S.E.A. Leasing's objection was not related to Shebelbon's expert qualifications or the reliability of his testimony, but, rather, his personal knowledge and speculation about which direction the track was being run on the day that Jeff was injured. The record does not reveal that S.E.A. Leasing ever specifically brought Shebelbon's expert qualifications or the reliability of his testimony to the trial court's attention and obtained a ruling from the court. Consequently, S.E.A. Leasing failed to preserve for appellate review any challenge relating to Shebelbon's expert qualifications or the reliability of his testimony. See Tex. R. App. P. 33.1(a); Coastal Transp. Co., 136 S.W.3d at 233.
We overrule S.E.A. Leasing's issue three.
Legal-Sufficiency Challenge
In issue four, S.E.A. Leasing argues, "In the case at bar, the record contains no evidence of any unreasonably dangerous condition other than by the expert's improperly admitted opinion." We construe S.E.A. Leasing's argument to be that the trial court erred because the evidence was legally insufficient to support the jury's finding that a dangerous condition existed on the track because Shelbebon's expert testimony was non-probative and constituted no evidence of an unreasonably dangerous condition.
Jury charge question two asked, "Did the negligence, if any, of those named below proximately cause the injury in question? With respect to the condition of the premises, S.E.A. Leasing Inc. was negligent if — (a.) the condition posed an unreasonable risk of harm, and (b.) S.E.A. Leasing, Inc. knew or reasonably should have known of the danger, and (c.) S.E.A. Leasing, Inc. failed to exercise ordinary care to protect Jeff Steele from the danger, by both failing to adequately warn Jeff Steele of the condition and failing to make that condition reasonably safe." The jury answered "yes" to S.E.A. Leasing's negligence as a cause of the injury and "no" to Jeff Steele's own negligence as a cause of the injury.
We recognize that although an objection must be made to challenge the reliability of an expert's testimony, no trial objection is required "[w]hen the testimony is challenged as conclusory or speculative and therefore non-probative on its face." Coastal Transp. Co., 136 S.W.3d at 233. Expert testimony is considered "conclusory or speculative" when it has no factual substantiation in the record. See United Servs. Auto. Ass'n v. Croft, 175 S.W.3d 457, 463-64 (Tex.App.-Dallas 2005, no pet.); Gabriel v. Lovewell, 164 S.W.3d 835, 846 (Tex.App.-Texarkana 2005, no pet.). However, an attack on the sufficiency of the evidence in a jury trial must be preserved in the trial court. Aero Energy, Inc., 699 S.W.2d at 822; Tex. R. App. P. 33.1(a). Generally, there are five recognized methods of preserving a legal-sufficiency complaint in a jury trial: (1) a motion for directed verdict; (2) an objection to the submission of a jury question; (3) a motion for judgment notwithstanding the verdict; (4) a motion to disregard the jury's answer to a vital fact issue; or (5) a motion for new trial. See id.; see also Cecil, 804 S.W.2d at 510-11; DeLanney, 809 S.W.2d at 494-95.

▶ What this task involves
In the court opinion excerpt, what did the jury answer about whether Jeff Steele's own negligence caused the injury?

▶ Stored data
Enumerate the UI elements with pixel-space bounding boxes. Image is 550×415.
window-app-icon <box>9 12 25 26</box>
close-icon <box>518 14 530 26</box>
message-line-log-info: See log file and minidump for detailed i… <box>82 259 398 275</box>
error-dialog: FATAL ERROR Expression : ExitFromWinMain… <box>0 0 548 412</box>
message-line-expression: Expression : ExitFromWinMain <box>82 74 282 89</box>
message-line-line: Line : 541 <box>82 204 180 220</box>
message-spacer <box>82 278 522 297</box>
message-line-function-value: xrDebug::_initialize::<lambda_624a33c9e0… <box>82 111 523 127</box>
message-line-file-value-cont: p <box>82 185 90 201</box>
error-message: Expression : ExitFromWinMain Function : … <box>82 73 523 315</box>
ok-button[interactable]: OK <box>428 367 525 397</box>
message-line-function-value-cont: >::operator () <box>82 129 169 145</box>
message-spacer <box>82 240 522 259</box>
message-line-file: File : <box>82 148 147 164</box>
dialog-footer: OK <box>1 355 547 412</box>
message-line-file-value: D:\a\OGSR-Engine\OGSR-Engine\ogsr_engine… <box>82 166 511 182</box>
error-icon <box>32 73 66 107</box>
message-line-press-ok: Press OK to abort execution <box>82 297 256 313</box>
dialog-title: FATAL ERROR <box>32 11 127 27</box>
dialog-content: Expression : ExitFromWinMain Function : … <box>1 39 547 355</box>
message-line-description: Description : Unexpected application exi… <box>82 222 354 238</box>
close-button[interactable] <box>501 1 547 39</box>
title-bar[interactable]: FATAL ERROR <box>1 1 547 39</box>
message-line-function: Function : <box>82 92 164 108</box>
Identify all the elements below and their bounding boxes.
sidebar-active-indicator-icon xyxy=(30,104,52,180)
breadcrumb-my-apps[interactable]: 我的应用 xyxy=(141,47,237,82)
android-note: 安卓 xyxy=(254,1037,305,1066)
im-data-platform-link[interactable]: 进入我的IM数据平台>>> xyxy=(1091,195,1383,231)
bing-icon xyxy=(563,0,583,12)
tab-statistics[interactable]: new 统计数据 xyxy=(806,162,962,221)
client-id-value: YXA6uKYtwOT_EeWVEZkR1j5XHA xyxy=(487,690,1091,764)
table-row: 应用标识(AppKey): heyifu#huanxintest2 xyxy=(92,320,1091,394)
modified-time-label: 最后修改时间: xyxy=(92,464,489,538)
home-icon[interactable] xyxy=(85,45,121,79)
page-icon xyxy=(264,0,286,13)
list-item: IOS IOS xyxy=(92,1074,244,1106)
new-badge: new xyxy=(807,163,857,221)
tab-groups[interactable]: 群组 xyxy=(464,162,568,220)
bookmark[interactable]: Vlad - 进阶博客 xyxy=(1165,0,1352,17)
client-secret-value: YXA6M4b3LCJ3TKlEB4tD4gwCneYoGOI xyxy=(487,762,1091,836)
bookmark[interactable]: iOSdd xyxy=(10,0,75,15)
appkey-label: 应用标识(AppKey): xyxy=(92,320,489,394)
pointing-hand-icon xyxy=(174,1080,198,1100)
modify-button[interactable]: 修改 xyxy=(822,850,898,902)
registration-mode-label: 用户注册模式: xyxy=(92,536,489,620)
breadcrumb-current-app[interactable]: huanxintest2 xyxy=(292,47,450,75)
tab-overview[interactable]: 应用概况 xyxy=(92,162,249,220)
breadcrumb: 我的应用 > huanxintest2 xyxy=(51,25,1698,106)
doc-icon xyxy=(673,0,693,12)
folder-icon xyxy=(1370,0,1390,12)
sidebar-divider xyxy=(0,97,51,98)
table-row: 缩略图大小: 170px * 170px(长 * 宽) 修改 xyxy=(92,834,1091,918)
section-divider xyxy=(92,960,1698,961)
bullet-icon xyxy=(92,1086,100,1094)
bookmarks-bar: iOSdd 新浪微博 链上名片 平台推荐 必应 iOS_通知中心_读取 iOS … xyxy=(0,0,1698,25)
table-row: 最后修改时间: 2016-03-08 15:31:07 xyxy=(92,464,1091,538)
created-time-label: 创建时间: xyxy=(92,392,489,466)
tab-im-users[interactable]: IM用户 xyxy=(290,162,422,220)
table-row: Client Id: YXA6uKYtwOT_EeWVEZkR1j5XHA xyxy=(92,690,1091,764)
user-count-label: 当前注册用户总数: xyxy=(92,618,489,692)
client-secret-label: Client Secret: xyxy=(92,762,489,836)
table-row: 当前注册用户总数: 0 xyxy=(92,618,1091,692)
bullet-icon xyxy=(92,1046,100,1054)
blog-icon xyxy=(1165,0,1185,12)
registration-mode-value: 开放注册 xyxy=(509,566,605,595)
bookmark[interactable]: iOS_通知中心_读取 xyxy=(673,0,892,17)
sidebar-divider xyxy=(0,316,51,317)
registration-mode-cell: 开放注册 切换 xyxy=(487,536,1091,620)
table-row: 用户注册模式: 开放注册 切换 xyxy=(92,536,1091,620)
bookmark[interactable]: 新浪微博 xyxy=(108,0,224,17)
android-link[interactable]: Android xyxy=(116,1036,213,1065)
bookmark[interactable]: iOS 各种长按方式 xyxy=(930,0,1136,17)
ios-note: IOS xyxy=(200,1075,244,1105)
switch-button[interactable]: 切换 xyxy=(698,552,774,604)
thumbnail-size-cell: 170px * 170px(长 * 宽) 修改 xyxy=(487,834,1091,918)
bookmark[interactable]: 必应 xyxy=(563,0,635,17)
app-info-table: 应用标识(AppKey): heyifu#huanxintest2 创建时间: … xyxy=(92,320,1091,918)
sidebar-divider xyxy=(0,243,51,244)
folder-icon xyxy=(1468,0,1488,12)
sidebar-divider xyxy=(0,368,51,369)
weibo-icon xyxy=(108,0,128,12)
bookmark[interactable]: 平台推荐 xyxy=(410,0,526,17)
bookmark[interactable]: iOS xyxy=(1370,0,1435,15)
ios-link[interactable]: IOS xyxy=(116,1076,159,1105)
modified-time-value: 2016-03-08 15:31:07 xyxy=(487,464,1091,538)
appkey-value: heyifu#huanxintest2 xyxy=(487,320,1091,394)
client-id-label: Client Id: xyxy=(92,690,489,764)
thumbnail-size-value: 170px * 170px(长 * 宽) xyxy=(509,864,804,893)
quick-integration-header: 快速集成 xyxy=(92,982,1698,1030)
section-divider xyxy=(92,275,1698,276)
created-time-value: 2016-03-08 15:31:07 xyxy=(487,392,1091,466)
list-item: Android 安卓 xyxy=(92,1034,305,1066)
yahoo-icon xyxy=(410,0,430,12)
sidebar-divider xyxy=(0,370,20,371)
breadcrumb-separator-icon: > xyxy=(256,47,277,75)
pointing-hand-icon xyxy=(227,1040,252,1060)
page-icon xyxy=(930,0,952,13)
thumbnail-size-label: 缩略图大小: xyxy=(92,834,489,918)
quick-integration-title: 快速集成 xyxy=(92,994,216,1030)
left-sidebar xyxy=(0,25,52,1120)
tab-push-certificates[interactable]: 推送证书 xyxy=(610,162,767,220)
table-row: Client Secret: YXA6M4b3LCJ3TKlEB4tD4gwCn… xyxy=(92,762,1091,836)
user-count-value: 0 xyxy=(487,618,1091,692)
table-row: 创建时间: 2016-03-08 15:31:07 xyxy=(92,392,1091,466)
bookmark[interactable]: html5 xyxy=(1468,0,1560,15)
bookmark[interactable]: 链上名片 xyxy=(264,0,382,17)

▶ Answer below
The jury answered "no."